--- start DATA TO USE ---

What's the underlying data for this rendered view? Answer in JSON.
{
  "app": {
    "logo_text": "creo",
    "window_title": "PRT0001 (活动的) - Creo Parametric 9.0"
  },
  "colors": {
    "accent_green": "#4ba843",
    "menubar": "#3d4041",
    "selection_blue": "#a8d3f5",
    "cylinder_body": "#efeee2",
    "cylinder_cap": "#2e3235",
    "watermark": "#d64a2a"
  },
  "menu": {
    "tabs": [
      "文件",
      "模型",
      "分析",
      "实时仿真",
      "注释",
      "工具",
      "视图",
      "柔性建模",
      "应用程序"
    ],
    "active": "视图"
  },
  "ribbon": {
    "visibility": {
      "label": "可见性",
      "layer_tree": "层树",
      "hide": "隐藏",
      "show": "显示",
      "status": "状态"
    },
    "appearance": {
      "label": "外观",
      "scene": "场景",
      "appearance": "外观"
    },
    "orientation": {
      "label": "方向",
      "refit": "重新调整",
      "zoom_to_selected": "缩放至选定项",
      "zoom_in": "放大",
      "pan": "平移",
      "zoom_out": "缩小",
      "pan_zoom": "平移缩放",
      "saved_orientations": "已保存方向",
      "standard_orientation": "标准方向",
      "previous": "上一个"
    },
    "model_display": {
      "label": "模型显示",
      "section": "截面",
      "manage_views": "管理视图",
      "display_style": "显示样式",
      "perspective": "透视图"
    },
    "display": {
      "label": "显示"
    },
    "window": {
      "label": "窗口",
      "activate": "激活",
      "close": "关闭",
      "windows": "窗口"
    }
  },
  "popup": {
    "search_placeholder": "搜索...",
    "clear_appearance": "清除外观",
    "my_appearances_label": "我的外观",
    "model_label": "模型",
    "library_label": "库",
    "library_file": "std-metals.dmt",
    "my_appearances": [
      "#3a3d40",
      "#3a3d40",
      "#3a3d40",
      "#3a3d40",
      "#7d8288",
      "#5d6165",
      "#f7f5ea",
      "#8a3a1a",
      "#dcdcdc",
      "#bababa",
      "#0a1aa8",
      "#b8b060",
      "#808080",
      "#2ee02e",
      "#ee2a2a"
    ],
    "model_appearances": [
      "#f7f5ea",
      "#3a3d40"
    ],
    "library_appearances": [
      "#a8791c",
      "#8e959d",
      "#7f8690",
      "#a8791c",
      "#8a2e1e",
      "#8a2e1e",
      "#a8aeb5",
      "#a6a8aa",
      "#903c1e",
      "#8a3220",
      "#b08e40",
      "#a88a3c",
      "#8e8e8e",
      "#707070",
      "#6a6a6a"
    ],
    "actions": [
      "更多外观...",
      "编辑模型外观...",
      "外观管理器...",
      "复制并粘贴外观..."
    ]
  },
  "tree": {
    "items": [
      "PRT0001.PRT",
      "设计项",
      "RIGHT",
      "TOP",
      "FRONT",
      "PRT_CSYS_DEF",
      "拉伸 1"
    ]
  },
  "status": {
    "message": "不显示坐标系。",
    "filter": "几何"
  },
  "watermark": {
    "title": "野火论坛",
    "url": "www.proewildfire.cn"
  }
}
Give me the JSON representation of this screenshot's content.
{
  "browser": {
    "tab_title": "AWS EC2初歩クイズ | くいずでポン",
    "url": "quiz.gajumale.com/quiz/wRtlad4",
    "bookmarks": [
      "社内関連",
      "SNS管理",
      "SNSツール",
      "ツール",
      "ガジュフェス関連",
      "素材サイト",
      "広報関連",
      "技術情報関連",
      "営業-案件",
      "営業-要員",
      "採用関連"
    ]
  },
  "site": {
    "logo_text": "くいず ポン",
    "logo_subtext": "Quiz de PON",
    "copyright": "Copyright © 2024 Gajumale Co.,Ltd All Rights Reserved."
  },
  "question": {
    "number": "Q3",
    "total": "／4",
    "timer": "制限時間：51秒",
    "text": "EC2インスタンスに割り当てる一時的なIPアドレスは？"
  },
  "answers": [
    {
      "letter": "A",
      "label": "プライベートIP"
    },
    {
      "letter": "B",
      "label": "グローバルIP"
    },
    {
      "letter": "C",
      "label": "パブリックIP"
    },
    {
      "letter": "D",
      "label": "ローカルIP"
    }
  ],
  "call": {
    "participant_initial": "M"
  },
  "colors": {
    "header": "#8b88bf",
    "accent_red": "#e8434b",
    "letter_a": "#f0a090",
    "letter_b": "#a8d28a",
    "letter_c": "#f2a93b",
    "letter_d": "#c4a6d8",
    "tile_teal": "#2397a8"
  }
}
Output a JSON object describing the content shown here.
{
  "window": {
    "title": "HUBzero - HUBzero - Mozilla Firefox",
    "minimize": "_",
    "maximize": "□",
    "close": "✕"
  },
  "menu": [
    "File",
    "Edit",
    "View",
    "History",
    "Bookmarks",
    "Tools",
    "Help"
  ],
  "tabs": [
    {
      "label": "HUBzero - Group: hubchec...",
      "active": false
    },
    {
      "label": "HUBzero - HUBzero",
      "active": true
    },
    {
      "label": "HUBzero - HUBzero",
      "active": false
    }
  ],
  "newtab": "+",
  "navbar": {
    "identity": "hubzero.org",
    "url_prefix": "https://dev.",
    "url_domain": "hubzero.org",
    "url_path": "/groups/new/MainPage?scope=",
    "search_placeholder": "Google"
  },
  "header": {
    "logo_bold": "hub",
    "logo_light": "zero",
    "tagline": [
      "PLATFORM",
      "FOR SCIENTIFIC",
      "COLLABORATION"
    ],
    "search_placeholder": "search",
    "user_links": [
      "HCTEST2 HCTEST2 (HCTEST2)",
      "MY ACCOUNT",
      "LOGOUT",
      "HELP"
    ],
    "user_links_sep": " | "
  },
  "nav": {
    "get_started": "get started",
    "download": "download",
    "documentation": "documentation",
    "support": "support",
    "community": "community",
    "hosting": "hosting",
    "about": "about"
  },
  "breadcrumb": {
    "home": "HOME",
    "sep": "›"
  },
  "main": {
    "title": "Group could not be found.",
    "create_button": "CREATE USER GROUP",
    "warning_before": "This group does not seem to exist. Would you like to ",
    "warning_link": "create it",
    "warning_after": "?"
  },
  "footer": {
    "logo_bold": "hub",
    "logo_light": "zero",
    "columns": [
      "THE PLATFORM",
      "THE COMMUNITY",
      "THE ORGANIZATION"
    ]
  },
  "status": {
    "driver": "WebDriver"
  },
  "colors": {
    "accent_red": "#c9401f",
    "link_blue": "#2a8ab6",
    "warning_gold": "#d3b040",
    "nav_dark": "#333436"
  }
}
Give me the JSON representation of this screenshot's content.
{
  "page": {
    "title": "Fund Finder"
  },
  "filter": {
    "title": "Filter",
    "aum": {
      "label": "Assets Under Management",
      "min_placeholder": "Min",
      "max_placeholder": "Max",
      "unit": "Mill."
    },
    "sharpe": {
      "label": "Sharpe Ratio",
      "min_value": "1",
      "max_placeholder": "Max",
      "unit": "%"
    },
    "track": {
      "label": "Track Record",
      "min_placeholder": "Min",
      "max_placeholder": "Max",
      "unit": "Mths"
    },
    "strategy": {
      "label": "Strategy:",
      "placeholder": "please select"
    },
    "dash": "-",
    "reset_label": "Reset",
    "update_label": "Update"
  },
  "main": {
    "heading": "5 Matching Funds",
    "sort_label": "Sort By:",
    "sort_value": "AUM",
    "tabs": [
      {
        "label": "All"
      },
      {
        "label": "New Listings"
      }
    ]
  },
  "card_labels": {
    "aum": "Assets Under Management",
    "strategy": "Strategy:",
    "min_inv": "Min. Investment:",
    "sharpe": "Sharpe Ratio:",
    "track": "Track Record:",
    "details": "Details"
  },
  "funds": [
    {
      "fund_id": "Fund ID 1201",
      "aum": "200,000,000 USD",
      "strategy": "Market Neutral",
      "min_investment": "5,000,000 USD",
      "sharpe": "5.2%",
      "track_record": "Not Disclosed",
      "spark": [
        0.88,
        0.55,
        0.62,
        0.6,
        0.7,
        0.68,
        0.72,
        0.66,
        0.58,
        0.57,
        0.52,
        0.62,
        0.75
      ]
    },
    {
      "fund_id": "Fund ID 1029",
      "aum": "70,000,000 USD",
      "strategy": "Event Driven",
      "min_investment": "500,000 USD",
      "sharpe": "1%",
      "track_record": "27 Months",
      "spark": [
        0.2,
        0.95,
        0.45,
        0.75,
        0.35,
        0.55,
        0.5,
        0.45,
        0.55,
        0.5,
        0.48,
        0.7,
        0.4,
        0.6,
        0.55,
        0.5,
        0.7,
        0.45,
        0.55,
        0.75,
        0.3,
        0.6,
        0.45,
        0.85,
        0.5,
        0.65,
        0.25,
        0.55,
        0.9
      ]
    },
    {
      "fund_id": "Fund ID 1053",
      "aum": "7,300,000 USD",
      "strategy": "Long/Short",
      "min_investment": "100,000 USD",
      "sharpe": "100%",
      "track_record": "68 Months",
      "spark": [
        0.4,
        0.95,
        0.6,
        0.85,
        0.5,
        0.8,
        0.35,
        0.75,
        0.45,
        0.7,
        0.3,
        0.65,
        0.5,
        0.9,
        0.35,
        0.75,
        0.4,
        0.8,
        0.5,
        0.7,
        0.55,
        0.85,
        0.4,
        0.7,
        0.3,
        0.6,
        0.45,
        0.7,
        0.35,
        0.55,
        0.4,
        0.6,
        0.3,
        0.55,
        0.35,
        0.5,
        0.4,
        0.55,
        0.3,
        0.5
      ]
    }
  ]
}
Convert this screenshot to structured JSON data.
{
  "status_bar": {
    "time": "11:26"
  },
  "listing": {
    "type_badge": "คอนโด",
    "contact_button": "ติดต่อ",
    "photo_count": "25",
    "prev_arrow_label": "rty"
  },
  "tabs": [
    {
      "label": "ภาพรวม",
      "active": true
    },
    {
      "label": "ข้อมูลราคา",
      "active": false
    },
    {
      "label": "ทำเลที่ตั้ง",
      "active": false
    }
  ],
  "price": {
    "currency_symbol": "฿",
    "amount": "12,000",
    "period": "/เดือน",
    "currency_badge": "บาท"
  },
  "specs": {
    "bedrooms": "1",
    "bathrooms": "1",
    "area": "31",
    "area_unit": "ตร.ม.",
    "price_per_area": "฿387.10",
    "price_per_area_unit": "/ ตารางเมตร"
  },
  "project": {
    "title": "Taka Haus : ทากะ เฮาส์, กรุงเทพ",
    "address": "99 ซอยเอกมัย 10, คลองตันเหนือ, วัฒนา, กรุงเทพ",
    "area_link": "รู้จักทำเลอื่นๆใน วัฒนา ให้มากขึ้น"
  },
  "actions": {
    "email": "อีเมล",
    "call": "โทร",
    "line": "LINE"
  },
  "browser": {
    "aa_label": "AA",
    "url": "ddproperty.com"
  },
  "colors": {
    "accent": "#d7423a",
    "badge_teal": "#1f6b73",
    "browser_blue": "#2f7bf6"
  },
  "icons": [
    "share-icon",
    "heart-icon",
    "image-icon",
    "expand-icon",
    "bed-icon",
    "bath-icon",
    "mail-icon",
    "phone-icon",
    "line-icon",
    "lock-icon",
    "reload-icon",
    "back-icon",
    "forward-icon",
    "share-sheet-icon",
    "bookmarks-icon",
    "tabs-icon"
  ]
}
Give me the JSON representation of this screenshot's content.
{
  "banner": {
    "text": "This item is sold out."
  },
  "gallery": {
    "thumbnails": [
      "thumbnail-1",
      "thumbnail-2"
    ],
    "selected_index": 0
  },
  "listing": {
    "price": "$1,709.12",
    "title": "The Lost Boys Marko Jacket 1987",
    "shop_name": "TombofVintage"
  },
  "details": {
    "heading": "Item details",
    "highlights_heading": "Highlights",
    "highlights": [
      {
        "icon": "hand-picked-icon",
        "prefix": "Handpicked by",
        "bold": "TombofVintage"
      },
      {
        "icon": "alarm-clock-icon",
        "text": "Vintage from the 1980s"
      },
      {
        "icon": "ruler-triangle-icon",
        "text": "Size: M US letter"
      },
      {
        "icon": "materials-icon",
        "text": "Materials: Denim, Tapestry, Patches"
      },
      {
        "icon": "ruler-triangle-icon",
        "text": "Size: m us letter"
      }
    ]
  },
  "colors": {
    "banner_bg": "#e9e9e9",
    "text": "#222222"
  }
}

--- end DATA TO USE ---

EXERCISE PROMPT >>
Search the records for the word "TombofVintage". Copy every line that has it.

WRITTEN REPLY >>
    "shop_name": "TombofVintage"
        "bold": "TombofVintage"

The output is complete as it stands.